[START OF Extracted records]

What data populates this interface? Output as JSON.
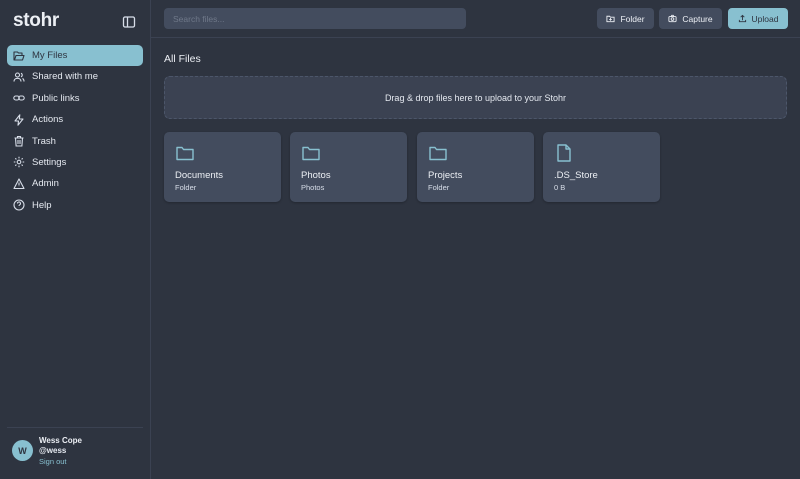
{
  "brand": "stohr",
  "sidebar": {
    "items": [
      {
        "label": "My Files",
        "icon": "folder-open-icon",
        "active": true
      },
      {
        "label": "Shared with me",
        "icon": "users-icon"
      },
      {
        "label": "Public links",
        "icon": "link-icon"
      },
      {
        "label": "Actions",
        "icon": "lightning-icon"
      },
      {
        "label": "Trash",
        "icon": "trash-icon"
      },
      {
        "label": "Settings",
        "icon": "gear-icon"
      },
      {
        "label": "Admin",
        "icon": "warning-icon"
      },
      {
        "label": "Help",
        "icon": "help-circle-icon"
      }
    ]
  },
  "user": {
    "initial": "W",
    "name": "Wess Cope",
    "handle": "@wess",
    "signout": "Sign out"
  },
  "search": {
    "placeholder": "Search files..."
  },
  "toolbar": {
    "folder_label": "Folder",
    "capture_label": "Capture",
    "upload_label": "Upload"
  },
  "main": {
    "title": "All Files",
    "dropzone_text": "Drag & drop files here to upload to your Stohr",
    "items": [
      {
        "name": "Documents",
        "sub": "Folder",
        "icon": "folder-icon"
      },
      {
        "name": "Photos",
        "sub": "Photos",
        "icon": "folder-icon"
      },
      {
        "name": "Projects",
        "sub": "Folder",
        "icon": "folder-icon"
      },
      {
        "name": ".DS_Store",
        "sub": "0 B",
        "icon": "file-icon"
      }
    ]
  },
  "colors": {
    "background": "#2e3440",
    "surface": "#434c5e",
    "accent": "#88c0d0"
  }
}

[END OF Extracted records]
[START OF Extracted records]

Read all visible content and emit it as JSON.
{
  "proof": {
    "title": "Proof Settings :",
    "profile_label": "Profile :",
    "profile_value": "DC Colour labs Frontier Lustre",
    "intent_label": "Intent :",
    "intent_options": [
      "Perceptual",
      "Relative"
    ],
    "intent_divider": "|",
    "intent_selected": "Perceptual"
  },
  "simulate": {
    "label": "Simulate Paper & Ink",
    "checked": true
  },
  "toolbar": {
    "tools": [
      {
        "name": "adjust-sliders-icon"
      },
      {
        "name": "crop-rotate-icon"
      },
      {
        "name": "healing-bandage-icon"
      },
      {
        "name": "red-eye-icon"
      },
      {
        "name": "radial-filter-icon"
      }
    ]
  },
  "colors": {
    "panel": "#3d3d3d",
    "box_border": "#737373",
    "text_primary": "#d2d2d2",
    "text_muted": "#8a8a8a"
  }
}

[END OF Extracted records]

Find the count of lines in the data above where the string "JSON" occurs. Provide that number alone.

2